Reproduce the listing below exactly, minus its pictures.

RECORDS FOR THE TASK:
▼▼▼
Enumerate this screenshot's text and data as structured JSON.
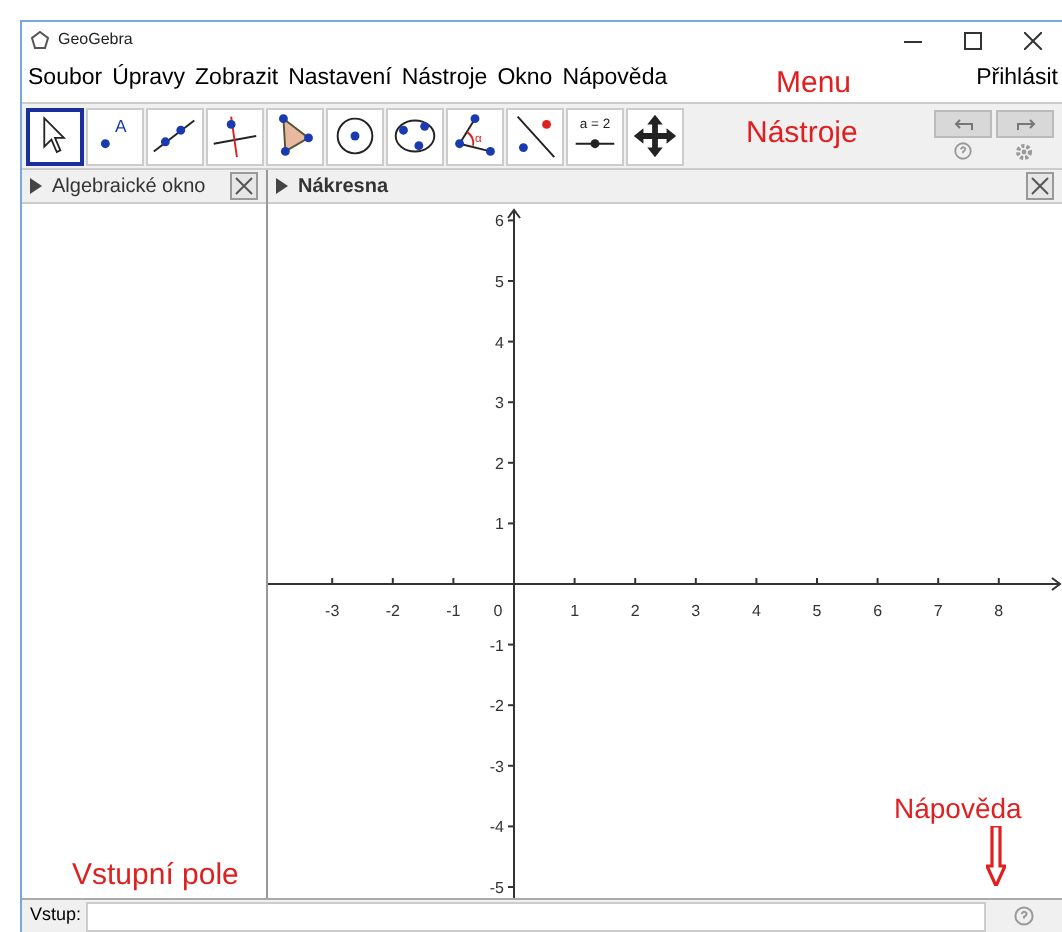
{
  "window": {
    "title": "GeoGebra"
  },
  "menu": {
    "items": [
      "Soubor",
      "Úpravy",
      "Zobrazit",
      "Nastavení",
      "Nástroje",
      "Okno",
      "Nápověda"
    ],
    "sign_in": "Přihlásit"
  },
  "toolbar": {
    "tools": [
      {
        "kind": "pointer",
        "selected": true
      },
      {
        "kind": "point",
        "label": "A",
        "selected": false
      },
      {
        "kind": "line",
        "selected": false
      },
      {
        "kind": "perpendicular",
        "selected": false
      },
      {
        "kind": "polygon",
        "selected": false
      },
      {
        "kind": "circle",
        "selected": false
      },
      {
        "kind": "conic",
        "selected": false
      },
      {
        "kind": "angle",
        "label": "α",
        "selected": false
      },
      {
        "kind": "reflect",
        "selected": false
      },
      {
        "kind": "slider",
        "label": "a = 2",
        "selected": false
      },
      {
        "kind": "move",
        "selected": false
      }
    ]
  },
  "algebra_panel": {
    "title": "Algebraické okno"
  },
  "graphics_panel": {
    "title": "Nákresna",
    "x_labels": [
      "-3",
      "-2",
      "-1",
      "0",
      "1",
      "2",
      "3",
      "4",
      "5",
      "6",
      "7",
      "8"
    ],
    "y_labels": [
      "6",
      "5",
      "4",
      "3",
      "2",
      "1",
      "-1",
      "-2",
      "-3",
      "-4",
      "-5"
    ]
  },
  "input_bar": {
    "label": "Vstup:"
  },
  "annotations": [
    "Menu",
    "Nástroje",
    "Nápověda",
    "Vstupní pole"
  ]
}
▲▲▲
WRITTEN SOLUTION:
Enumerate this screenshot's text and data as structured JSON.
{
  "window": {
    "title": "GeoGebra"
  },
  "menu": {
    "items": [
      "Soubor",
      "Úpravy",
      "Zobrazit",
      "Nastavení",
      "Nástroje",
      "Okno",
      "Nápověda"
    ],
    "sign_in": "Přihlásit"
  },
  "toolbar": {
    "tools": [
      {
        "kind": "pointer",
        "selected": true
      },
      {
        "kind": "point",
        "label": "A",
        "selected": false
      },
      {
        "kind": "line",
        "selected": false
      },
      {
        "kind": "perpendicular",
        "selected": false
      },
      {
        "kind": "polygon",
        "selected": false
      },
      {
        "kind": "circle",
        "selected": false
      },
      {
        "kind": "conic",
        "selected": false
      },
      {
        "kind": "angle",
        "label": "α",
        "selected": false
      },
      {
        "kind": "reflect",
        "selected": false
      },
      {
        "kind": "slider",
        "label": "a = 2",
        "selected": false
      },
      {
        "kind": "move",
        "selected": false
      }
    ]
  },
  "algebra_panel": {
    "title": "Algebraické okno"
  },
  "graphics_panel": {
    "title": "Nákresna",
    "x_labels": [
      "-3",
      "-2",
      "-1",
      "0",
      "1",
      "2",
      "3",
      "4",
      "5",
      "6",
      "7",
      "8"
    ],
    "y_labels": [
      "6",
      "5",
      "4",
      "3",
      "2",
      "1",
      "-1",
      "-2",
      "-3",
      "-4",
      "-5"
    ]
  },
  "input_bar": {
    "label": "Vstup:"
  },
  "annotations": [
    "Menu",
    "Nástroje",
    "Nápověda",
    "Vstupní pole"
  ]
}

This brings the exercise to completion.